Exclude the pictures, then copy all remaining records exactly.

(begin)

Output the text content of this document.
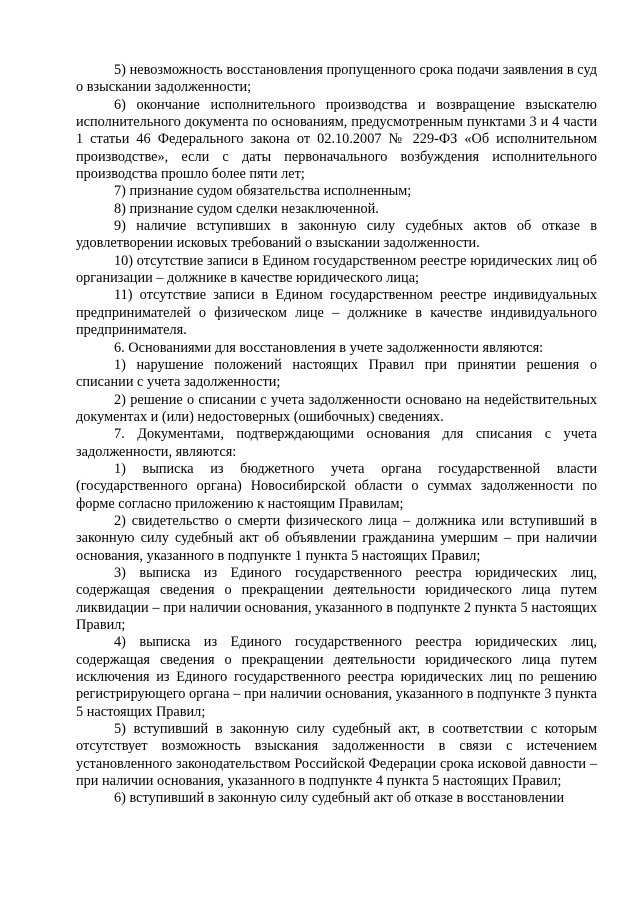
5) невозможность восстановления пропущенного срока подачи заявления в суд о взыскании задолженности;

6) окончание исполнительного производства и возвращение взыскателю исполнительного документа по основаниям, предусмотренным пунктами 3 и 4 части 1 статьи 46 Федерального закона от 02.10.2007 № 229-ФЗ «Об исполнительном производстве», если с даты первоначального возбуждения исполнительного производства прошло более пяти лет;

7) признание судом обязательства исполненным;

8) признание судом сделки незаключенной.

9) наличие вступивших в законную силу судебных актов об отказе в удовлетворении исковых требований о взыскании задолженности.

10) отсутствие записи в Едином государственном реестре юридических лиц об организации – должнике в качестве юридического лица;

11) отсутствие записи в Едином государственном реестре индивидуальных предпринимателей о физическом лице – должнике в качестве индивидуального предпринимателя.

6. Основаниями для восстановления в учете задолженности являются:

1) нарушение положений настоящих Правил при принятии решения о списании с учета задолженности;

2) решение о списании с учета задолженности основано на недействительных документах и (или) недостоверных (ошибочных) сведениях.

7. Документами, подтверждающими основания для списания с учета задолженности, являются:

1) выписка из бюджетного учета органа государственной власти (государственного органа) Новосибирской области о суммах задолженности по форме согласно приложению к настоящим Правилам;

2) свидетельство о смерти физического лица – должника или вступивший в законную силу судебный акт об объявлении гражданина умершим – при наличии основания, указанного в подпункте 1 пункта 5 настоящих Правил;

3) выписка из Единого государственного реестра юридических лиц, содержащая сведения о прекращении деятельности юридического лица путем ликвидации – при наличии основания, указанного в подпункте 2 пункта 5 настоящих Правил;

4) выписка из Единого государственного реестра юридических лиц, содержащая сведения о прекращении деятельности юридического лица путем исключения из Единого государственного реестра юридических лиц по решению регистрирующего органа – при наличии основания, указанного в подпункте 3 пункта 5 настоящих Правил;

5) вступивший в законную силу судебный акт, в соответствии с которым отсутствует возможность взыскания задолженности в связи с истечением установленного законодательством Российской Федерации срока исковой давности – при наличии основания, указанного в подпункте 4 пункта 5 настоящих Правил;

6) вступивший в законную силу судебный акт об отказе в восстановлении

(end)

FINISHED TASK.
Output the text content of this document.
5) невозможность восстановления пропущенного срока подачи заявления в суд о взыскании задолженности;

6) окончание исполнительного производства и возвращение взыскателю исполнительного документа по основаниям, предусмотренным пунктами 3 и 4 части 1 статьи 46 Федерального закона от 02.10.2007 № 229-ФЗ «Об исполнительном производстве», если с даты первоначального возбуждения исполнительного производства прошло более пяти лет;

7) признание судом обязательства исполненным;

8) признание судом сделки незаключенной.

9) наличие вступивших в законную силу судебных актов об отказе в удовлетворении исковых требований о взыскании задолженности.

10) отсутствие записи в Едином государственном реестре юридических лиц об организации – должнике в качестве юридического лица;

11) отсутствие записи в Едином государственном реестре индивидуальных предпринимателей о физическом лице – должнике в качестве индивидуального предпринимателя.

6. Основаниями для восстановления в учете задолженности являются:

1) нарушение положений настоящих Правил при принятии решения о списании с учета задолженности;

2) решение о списании с учета задолженности основано на недействительных документах и (или) недостоверных (ошибочных) сведениях.

7. Документами, подтверждающими основания для списания с учета задолженности, являются:

1) выписка из бюджетного учета органа государственной власти (государственного органа) Новосибирской области о суммах задолженности по форме согласно приложению к настоящим Правилам;

2) свидетельство о смерти физического лица – должника или вступивший в законную силу судебный акт об объявлении гражданина умершим – при наличии основания, указанного в подпункте 1 пункта 5 настоящих Правил;

3) выписка из Единого государственного реестра юридических лиц, содержащая сведения о прекращении деятельности юридического лица путем ликвидации – при наличии основания, указанного в подпункте 2 пункта 5 настоящих Правил;

4) выписка из Единого государственного реестра юридических лиц, содержащая сведения о прекращении деятельности юридического лица путем исключения из Единого государственного реестра юридических лиц по решению регистрирующего органа – при наличии основания, указанного в подпункте 3 пункта 5 настоящих Правил;

5) вступивший в законную силу судебный акт, в соответствии с которым отсутствует возможность взыскания задолженности в связи с истечением установленного законодательством Российской Федерации срока исковой давности – при наличии основания, указанного в подпункте 4 пункта 5 настоящих Правил;

6) вступивший в законную силу судебный акт об отказе в восстановлении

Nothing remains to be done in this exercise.